## What this task involves
Look for "mean" in each line of the entries, and return the matching lines.
— BEGIN —
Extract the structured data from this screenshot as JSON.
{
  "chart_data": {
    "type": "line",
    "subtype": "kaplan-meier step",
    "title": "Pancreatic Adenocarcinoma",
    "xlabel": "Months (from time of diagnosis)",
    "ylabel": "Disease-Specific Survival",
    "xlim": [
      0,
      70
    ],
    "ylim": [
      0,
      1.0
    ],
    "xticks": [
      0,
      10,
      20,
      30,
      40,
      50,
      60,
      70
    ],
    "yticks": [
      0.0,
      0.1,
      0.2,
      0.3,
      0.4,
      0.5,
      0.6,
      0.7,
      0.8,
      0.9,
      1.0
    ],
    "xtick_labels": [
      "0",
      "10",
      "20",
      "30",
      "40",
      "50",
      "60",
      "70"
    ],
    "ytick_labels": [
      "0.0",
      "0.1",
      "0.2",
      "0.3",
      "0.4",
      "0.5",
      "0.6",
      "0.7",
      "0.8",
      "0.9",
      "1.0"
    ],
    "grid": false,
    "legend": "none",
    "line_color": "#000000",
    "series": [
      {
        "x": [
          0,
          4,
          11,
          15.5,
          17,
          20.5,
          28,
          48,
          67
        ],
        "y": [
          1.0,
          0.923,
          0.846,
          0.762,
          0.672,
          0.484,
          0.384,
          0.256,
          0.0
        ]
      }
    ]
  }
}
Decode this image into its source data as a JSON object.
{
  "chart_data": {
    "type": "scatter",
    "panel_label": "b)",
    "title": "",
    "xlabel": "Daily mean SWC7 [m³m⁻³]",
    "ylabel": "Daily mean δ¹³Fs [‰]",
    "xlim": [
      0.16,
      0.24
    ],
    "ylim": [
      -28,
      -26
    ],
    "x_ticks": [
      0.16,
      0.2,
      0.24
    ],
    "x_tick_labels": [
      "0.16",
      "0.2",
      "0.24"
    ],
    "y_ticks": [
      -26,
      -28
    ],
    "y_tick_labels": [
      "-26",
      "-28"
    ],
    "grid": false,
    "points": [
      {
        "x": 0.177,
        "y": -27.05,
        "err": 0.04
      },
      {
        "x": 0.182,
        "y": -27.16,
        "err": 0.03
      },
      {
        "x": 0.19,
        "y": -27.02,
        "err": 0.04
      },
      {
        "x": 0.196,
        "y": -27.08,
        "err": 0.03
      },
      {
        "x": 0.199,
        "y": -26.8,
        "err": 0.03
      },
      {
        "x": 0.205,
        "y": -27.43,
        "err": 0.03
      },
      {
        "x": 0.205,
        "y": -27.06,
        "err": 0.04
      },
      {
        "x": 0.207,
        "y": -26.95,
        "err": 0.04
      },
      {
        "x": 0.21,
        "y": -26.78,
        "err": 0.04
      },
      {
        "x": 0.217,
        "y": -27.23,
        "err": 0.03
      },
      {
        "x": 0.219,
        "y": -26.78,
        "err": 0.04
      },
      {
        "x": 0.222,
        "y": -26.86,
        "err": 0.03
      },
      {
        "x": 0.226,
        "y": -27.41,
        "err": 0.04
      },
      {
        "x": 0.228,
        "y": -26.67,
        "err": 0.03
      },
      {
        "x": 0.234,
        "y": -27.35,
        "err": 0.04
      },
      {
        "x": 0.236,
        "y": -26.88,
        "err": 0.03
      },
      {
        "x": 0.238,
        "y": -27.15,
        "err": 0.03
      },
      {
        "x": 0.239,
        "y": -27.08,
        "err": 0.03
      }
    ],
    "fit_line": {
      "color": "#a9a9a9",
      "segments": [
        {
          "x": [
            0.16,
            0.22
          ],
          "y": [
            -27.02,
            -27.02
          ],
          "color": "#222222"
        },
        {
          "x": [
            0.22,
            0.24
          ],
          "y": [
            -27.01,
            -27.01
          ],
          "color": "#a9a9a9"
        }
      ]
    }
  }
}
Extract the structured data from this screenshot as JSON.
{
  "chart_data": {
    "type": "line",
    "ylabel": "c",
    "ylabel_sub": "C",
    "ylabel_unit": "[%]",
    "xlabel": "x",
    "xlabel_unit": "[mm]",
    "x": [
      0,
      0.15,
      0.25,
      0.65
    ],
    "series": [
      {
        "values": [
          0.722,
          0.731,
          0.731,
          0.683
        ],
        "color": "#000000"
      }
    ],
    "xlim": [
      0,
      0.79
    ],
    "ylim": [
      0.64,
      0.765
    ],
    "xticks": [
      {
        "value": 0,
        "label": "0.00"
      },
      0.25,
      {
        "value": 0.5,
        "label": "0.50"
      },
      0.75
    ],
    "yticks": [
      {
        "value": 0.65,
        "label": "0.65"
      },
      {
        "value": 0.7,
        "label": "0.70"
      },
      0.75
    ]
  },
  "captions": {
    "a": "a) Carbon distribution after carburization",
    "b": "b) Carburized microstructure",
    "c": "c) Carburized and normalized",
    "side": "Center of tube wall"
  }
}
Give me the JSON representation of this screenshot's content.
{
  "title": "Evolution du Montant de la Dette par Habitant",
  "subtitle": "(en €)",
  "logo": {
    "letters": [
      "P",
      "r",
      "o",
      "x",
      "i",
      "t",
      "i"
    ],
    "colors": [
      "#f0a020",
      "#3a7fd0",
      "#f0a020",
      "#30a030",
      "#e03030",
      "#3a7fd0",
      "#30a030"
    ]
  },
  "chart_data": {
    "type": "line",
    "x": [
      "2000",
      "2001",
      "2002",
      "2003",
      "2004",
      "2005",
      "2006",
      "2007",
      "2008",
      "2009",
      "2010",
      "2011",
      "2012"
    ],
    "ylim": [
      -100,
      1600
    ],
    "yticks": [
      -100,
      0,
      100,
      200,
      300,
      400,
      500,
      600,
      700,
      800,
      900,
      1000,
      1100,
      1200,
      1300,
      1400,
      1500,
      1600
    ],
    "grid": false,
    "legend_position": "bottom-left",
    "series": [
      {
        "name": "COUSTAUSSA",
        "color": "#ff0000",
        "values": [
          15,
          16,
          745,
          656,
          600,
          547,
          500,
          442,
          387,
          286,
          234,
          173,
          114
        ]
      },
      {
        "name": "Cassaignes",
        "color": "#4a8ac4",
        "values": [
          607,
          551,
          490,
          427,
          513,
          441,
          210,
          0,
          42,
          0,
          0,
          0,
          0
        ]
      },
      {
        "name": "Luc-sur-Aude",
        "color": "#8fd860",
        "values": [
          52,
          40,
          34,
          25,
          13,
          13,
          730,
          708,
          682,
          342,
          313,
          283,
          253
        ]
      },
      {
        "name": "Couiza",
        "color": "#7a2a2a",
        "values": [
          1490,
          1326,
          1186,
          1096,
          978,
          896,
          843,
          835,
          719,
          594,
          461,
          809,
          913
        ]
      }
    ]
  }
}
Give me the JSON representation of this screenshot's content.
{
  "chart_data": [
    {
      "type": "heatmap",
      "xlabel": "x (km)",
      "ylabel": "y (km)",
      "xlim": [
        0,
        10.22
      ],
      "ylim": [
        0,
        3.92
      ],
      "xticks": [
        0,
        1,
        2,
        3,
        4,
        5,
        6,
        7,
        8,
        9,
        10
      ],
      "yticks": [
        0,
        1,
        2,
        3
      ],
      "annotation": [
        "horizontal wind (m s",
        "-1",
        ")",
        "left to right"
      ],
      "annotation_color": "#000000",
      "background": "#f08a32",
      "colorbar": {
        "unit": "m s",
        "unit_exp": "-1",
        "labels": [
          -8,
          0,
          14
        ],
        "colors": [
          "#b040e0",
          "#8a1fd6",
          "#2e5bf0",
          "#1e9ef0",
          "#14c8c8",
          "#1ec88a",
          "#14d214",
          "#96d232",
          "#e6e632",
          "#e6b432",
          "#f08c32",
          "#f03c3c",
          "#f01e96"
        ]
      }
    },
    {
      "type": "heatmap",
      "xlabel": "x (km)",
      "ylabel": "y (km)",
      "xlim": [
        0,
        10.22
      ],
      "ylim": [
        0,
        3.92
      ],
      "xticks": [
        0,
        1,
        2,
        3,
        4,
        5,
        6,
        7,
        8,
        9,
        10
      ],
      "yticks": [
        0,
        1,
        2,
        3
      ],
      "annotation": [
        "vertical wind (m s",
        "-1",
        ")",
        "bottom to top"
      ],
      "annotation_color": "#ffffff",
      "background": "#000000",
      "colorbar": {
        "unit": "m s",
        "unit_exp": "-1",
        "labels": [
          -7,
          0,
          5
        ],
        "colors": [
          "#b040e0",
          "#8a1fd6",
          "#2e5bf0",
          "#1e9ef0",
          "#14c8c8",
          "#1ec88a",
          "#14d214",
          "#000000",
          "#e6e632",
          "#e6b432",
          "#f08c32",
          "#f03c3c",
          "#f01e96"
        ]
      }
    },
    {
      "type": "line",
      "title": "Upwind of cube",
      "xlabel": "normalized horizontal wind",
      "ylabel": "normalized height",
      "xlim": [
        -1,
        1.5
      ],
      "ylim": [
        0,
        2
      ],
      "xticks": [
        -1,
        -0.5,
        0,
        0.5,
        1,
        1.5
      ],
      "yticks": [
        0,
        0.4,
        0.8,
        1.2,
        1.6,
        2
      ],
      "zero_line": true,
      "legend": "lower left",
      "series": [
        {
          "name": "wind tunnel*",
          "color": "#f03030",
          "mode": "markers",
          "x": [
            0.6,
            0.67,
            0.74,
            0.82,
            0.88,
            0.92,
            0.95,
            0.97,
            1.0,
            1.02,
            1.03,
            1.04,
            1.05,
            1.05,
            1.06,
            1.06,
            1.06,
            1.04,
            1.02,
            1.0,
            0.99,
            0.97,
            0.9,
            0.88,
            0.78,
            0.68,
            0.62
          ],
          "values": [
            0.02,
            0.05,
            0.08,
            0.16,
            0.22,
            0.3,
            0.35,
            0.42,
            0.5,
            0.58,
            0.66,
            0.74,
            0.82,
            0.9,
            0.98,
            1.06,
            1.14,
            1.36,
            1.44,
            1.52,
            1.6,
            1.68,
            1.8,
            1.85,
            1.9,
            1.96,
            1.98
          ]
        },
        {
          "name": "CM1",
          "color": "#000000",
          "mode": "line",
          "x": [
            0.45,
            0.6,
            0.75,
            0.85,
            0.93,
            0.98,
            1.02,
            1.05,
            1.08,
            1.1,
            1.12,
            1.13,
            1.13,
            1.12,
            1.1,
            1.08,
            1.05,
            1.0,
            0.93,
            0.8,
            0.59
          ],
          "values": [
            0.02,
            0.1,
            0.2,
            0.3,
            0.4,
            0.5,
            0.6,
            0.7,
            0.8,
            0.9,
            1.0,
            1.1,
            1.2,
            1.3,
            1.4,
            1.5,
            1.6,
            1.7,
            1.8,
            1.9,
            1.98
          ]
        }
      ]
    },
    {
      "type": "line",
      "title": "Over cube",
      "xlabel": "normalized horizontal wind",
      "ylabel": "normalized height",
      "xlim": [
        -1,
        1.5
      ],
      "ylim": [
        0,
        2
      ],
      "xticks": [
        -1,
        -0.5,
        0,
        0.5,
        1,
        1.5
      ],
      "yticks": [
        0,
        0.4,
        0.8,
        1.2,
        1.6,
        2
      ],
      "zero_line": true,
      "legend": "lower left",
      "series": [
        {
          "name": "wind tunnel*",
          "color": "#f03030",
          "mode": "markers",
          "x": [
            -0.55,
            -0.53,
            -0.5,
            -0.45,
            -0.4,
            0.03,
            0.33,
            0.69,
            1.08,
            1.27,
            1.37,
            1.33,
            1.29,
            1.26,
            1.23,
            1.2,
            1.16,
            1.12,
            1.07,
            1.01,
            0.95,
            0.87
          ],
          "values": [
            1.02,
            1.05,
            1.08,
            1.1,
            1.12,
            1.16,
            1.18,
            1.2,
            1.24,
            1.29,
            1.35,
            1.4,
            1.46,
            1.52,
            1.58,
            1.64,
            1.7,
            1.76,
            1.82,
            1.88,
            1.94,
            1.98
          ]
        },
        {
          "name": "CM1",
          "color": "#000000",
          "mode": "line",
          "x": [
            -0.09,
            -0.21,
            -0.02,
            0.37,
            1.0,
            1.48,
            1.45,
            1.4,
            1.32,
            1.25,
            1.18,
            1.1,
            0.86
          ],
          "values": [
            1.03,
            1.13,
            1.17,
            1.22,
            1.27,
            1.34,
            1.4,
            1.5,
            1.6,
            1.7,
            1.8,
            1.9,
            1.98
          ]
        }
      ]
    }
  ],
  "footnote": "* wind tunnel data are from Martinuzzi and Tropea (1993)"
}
— END —
## Answer to this exercise
    "xlabel": "Daily mean SWC7 [m³m⁻³]",
    "ylabel": "Daily mean δ¹³Fs [‰]",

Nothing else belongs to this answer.